• **TO BE DONE**: Repeat the full listing, word for word.

** start of ENTRIES SUPPLIED **

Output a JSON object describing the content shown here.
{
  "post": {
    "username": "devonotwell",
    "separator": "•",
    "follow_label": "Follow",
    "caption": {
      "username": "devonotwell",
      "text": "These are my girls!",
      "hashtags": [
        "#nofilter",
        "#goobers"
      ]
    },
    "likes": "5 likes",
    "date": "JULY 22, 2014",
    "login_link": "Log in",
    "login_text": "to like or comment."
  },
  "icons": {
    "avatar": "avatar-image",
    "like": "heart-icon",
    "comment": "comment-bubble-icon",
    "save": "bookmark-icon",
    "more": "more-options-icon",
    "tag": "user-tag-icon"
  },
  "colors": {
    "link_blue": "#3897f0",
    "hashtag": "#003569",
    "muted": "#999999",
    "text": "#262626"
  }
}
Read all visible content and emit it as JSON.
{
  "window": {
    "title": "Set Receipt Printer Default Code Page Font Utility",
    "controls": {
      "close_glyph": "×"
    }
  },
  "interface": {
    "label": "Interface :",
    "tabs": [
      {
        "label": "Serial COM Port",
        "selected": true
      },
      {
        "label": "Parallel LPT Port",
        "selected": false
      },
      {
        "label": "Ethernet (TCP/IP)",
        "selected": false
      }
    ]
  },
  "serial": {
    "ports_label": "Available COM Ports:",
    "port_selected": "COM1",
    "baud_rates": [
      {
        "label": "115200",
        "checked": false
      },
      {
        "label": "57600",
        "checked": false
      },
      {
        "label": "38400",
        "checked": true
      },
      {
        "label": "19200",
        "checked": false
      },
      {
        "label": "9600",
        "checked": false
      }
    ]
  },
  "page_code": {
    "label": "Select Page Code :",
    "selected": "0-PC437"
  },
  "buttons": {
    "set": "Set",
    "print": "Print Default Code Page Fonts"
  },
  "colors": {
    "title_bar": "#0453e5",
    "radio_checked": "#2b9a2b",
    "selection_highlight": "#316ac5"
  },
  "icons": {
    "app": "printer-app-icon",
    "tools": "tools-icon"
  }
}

** end of ENTRIES SUPPLIED **

• **ANSWER TO THE TASK**:
Output a JSON object describing the content shown here.
{
  "post": {
    "username": "devonotwell",
    "separator": "•",
    "follow_label": "Follow",
    "caption": {
      "username": "devonotwell",
      "text": "These are my girls!",
      "hashtags": [
        "#nofilter",
        "#goobers"
      ]
    },
    "likes": "5 likes",
    "date": "JULY 22, 2014",
    "login_link": "Log in",
    "login_text": "to like or comment."
  },
  "icons": {
    "avatar": "avatar-image",
    "like": "heart-icon",
    "comment": "comment-bubble-icon",
    "save": "bookmark-icon",
    "more": "more-options-icon",
    "tag": "user-tag-icon"
  },
  "colors": {
    "link_blue": "#3897f0",
    "hashtag": "#003569",
    "muted": "#999999",
    "text": "#262626"
  }
}
Read all visible content and emit it as JSON.
{
  "window": {
    "title": "Set Receipt Printer Default Code Page Font Utility",
    "controls": {
      "close_glyph": "×"
    }
  },
  "interface": {
    "label": "Interface :",
    "tabs": [
      {
        "label": "Serial COM Port",
        "selected": true
      },
      {
        "label": "Parallel LPT Port",
        "selected": false
      },
      {
        "label": "Ethernet (TCP/IP)",
        "selected": false
      }
    ]
  },
  "serial": {
    "ports_label": "Available COM Ports:",
    "port_selected": "COM1",
    "baud_rates": [
      {
        "label": "115200",
        "checked": false
      },
      {
        "label": "57600",
        "checked": false
      },
      {
        "label": "38400",
        "checked": true
      },
      {
        "label": "19200",
        "checked": false
      },
      {
        "label": "9600",
        "checked": false
      }
    ]
  },
  "page_code": {
    "label": "Select Page Code :",
    "selected": "0-PC437"
  },
  "buttons": {
    "set": "Set",
    "print": "Print Default Code Page Fonts"
  },
  "colors": {
    "title_bar": "#0453e5",
    "radio_checked": "#2b9a2b",
    "selection_highlight": "#316ac5"
  },
  "icons": {
    "app": "printer-app-icon",
    "tools": "tools-icon"
  }
}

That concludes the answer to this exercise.